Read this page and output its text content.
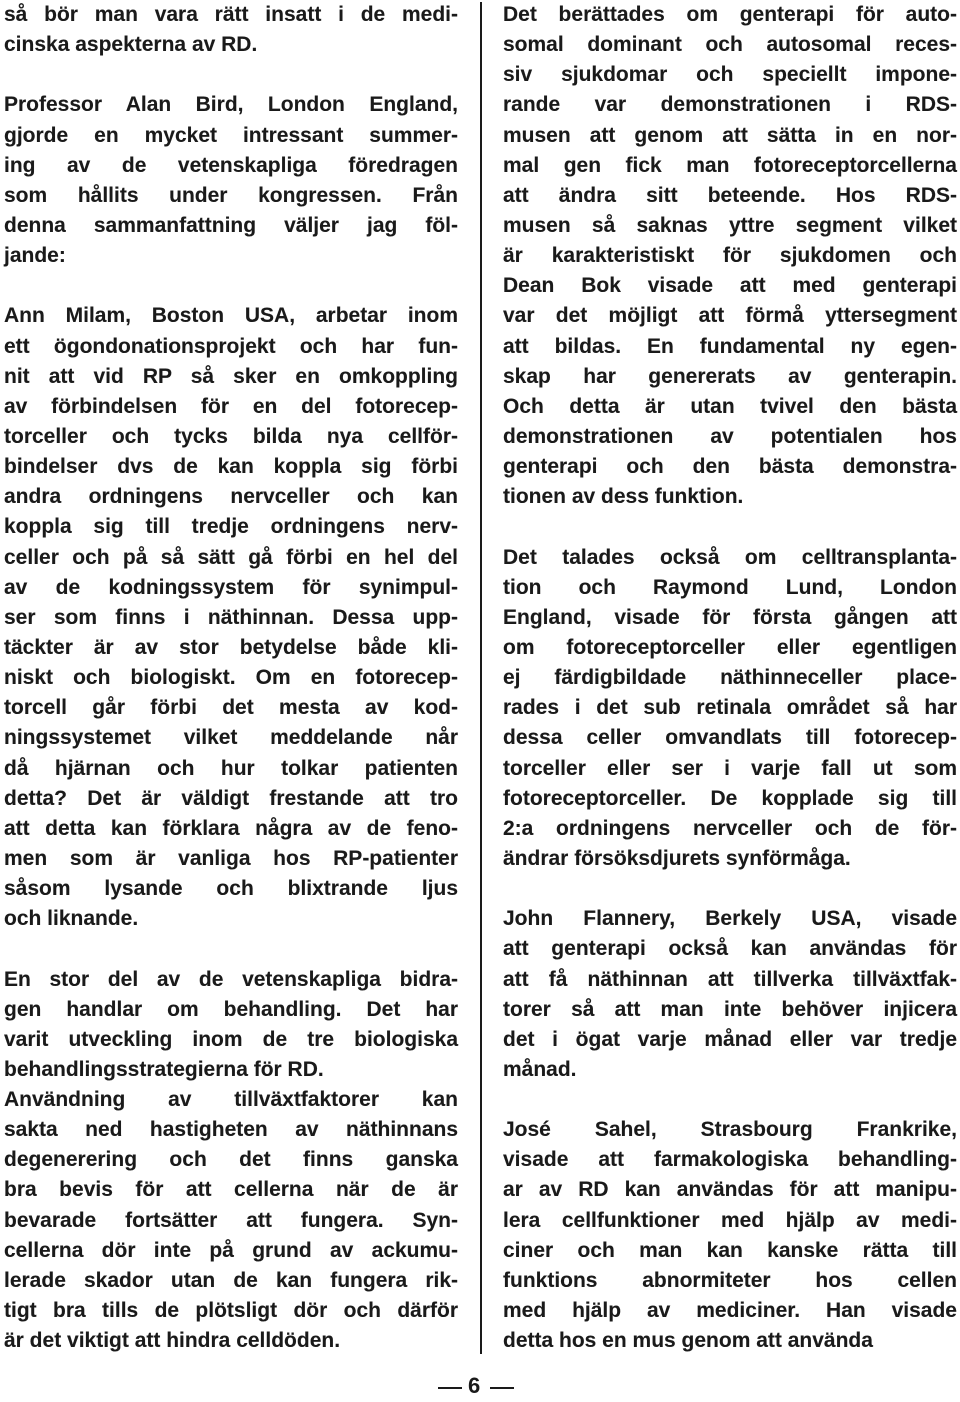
så bör man vara rätt insatt i de medi-
cinska aspekterna av RD.
Professor Alan Bird, London England,
gjorde en mycket intressant summer-
ing av de vetenskapliga föredragen
som hållits under kongressen. Från
denna sammanfattning väljer jag föl-
jande:
Ann Milam, Boston USA, arbetar inom
ett ögondonationsprojekt och har fun-
nit att vid RP så sker en omkoppling
av förbindelsen för en del fotorecep-
torceller och tycks bilda nya cellför-
bindelser dvs de kan koppla sig förbi
andra ordningens nervceller och kan
koppla sig till tredje ordningens nerv-
celler och på så sätt gå förbi en hel del
av de kodningssystem för synimpul-
ser som finns i näthinnan. Dessa upp-
täckter är av stor betydelse både kli-
niskt och biologiskt. Om en fotorecep-
torcell går förbi det mesta av kod-
ningssystemet vilket meddelande når
då hjärnan och hur tolkar patienten
detta? Det är väldigt frestande att tro
att detta kan förklara några av de feno-
men som är vanliga hos RP-patienter
såsom lysande och blixtrande ljus
och liknande.
En stor del av de vetenskapliga bidra-
gen handlar om behandling. Det har
varit utveckling inom de tre biologiska
behandlingsstrategierna för RD.
Användning av tillväxtfaktorer kan
sakta ned hastigheten av näthinnans
degenerering och det finns ganska
bra bevis för att cellerna när de är
bevarade fortsätter att fungera. Syn-
cellerna dör inte på grund av ackumu-
lerade skador utan de kan fungera rik-
tigt bra tills de plötsligt dör och därför
är det viktigt att hindra celldöden.
Det berättades om genterapi för auto-
somal dominant och autosomal reces-
siv sjukdomar och speciellt impone-
rande var demonstrationen i RDS-
musen att genom att sätta in en nor-
mal gen fick man fotoreceptorcellerna
att ändra sitt beteende. Hos RDS-
musen så saknas yttre segment vilket
är karakteristiskt för sjukdomen och
Dean Bok visade att med genterapi
var det möjligt att förmå yttersegment
att bildas. En fundamental ny egen-
skap har genererats av genterapin.
Och detta är utan tvivel den bästa
demonstrationen av potentialen hos
genterapi och den bästa demonstra-
tionen av dess funktion.
Det talades också om celltransplanta-
tion och Raymond Lund, London
England, visade för första gången att
om fotoreceptorceller eller egentligen
ej färdigbildade näthinneceller place-
rades i det sub retinala området så har
dessa celler omvandlats till fotorecep-
torceller eller ser i varje fall ut som
fotoreceptorceller. De kopplade sig till
2:a ordningens nervceller och de för-
ändrar försöksdjurets synförmåga.
John Flannery, Berkely USA, visade
att genterapi också kan användas för
att få näthinnan att tillverka tillväxtfak-
torer så att man inte behöver injicera
det i ögat varje månad eller var tredje
månad.
José Sahel, Strasbourg Frankrike,
visade att farmakologiska behandling-
ar av RD kan användas för att manipu-
lera cellfunktioner med hjälp av medi-
ciner och man kan kanske rätta till
funktions abnormiteter hos cellen
med hjälp av mediciner. Han visade
detta hos en mus genom att använda
6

___

## TASK INSTRUCTIONS
Copy every record exactly as written, leaving out the pictures.

## RESPONSE TO THIS EXERCISE
Read this page and output its text content.
så bör man vara rätt insatt i de medi-
cinska aspekterna av RD.
Professor Alan Bird, London England,
gjorde en mycket intressant summer-
ing av de vetenskapliga föredragen
som hållits under kongressen. Från
denna sammanfattning väljer jag föl-
jande:
Ann Milam, Boston USA, arbetar inom
ett ögondonationsprojekt och har fun-
nit att vid RP så sker en omkoppling
av förbindelsen för en del fotorecep-
torceller och tycks bilda nya cellför-
bindelser dvs de kan koppla sig förbi
andra ordningens nervceller och kan
koppla sig till tredje ordningens nerv-
celler och på så sätt gå förbi en hel del
av de kodningssystem för synimpul-
ser som finns i näthinnan. Dessa upp-
täckter är av stor betydelse både kli-
niskt och biologiskt. Om en fotorecep-
torcell går förbi det mesta av kod-
ningssystemet vilket meddelande når
då hjärnan och hur tolkar patienten
detta? Det är väldigt frestande att tro
att detta kan förklara några av de feno-
men som är vanliga hos RP-patienter
såsom lysande och blixtrande ljus
och liknande.
En stor del av de vetenskapliga bidra-
gen handlar om behandling. Det har
varit utveckling inom de tre biologiska
behandlingsstrategierna för RD.
Användning av tillväxtfaktorer kan
sakta ned hastigheten av näthinnans
degenerering och det finns ganska
bra bevis för att cellerna när de är
bevarade fortsätter att fungera. Syn-
cellerna dör inte på grund av ackumu-
lerade skador utan de kan fungera rik-
tigt bra tills de plötsligt dör och därför
är det viktigt att hindra celldöden.
Det berättades om genterapi för auto-
somal dominant och autosomal reces-
siv sjukdomar och speciellt impone-
rande var demonstrationen i RDS-
musen att genom att sätta in en nor-
mal gen fick man fotoreceptorcellerna
att ändra sitt beteende. Hos RDS-
musen så saknas yttre segment vilket
är karakteristiskt för sjukdomen och
Dean Bok visade att med genterapi
var det möjligt att förmå yttersegment
att bildas. En fundamental ny egen-
skap har genererats av genterapin.
Och detta är utan tvivel den bästa
demonstrationen av potentialen hos
genterapi och den bästa demonstra-
tionen av dess funktion.
Det talades också om celltransplanta-
tion och Raymond Lund, London
England, visade för första gången att
om fotoreceptorceller eller egentligen
ej färdigbildade näthinneceller place-
rades i det sub retinala området så har
dessa celler omvandlats till fotorecep-
torceller eller ser i varje fall ut som
fotoreceptorceller. De kopplade sig till
2:a ordningens nervceller och de för-
ändrar försöksdjurets synförmåga.
John Flannery, Berkely USA, visade
att genterapi också kan användas för
att få näthinnan att tillverka tillväxtfak-
torer så att man inte behöver injicera
det i ögat varje månad eller var tredje
månad.
José Sahel, Strasbourg Frankrike,
visade att farmakologiska behandling-
ar av RD kan användas för att manipu-
lera cellfunktioner med hjälp av medi-
ciner och man kan kanske rätta till
funktions abnormiteter hos cellen
med hjälp av mediciner. Han visade
detta hos en mus genom att använda
6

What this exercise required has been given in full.